<<<<
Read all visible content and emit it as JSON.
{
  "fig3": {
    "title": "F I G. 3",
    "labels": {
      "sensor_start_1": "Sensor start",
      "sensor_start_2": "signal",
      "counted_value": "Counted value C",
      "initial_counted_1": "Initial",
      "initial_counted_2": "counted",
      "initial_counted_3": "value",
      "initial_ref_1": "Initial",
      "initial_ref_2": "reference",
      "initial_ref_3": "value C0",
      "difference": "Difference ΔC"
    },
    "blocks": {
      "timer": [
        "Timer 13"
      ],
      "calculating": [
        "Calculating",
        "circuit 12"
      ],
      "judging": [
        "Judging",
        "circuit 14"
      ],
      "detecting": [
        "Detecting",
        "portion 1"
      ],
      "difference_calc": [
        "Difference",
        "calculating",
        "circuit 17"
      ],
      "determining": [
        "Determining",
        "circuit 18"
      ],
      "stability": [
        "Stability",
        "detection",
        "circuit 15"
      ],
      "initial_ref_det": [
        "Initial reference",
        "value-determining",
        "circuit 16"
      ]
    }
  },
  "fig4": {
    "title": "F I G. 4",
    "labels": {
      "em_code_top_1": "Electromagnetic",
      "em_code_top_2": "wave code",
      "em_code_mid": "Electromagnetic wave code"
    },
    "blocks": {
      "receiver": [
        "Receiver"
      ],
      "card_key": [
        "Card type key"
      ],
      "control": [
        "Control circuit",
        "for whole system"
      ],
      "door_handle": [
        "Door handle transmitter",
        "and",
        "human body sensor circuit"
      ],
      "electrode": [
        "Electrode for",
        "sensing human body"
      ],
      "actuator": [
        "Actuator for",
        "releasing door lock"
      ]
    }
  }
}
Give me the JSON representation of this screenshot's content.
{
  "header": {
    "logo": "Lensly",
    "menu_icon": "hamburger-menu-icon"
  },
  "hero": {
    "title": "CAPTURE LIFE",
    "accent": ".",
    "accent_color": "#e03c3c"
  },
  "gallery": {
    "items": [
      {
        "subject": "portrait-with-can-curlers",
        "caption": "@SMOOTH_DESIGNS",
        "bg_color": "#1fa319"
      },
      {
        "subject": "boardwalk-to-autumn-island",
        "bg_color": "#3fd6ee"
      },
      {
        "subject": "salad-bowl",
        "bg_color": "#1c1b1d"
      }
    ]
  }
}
>>>>
■ **GIVEN REQUEST**
Your answer should be one number: how many lines of the listing include the word "wave".

■ **RESULT OF THE TASK**
2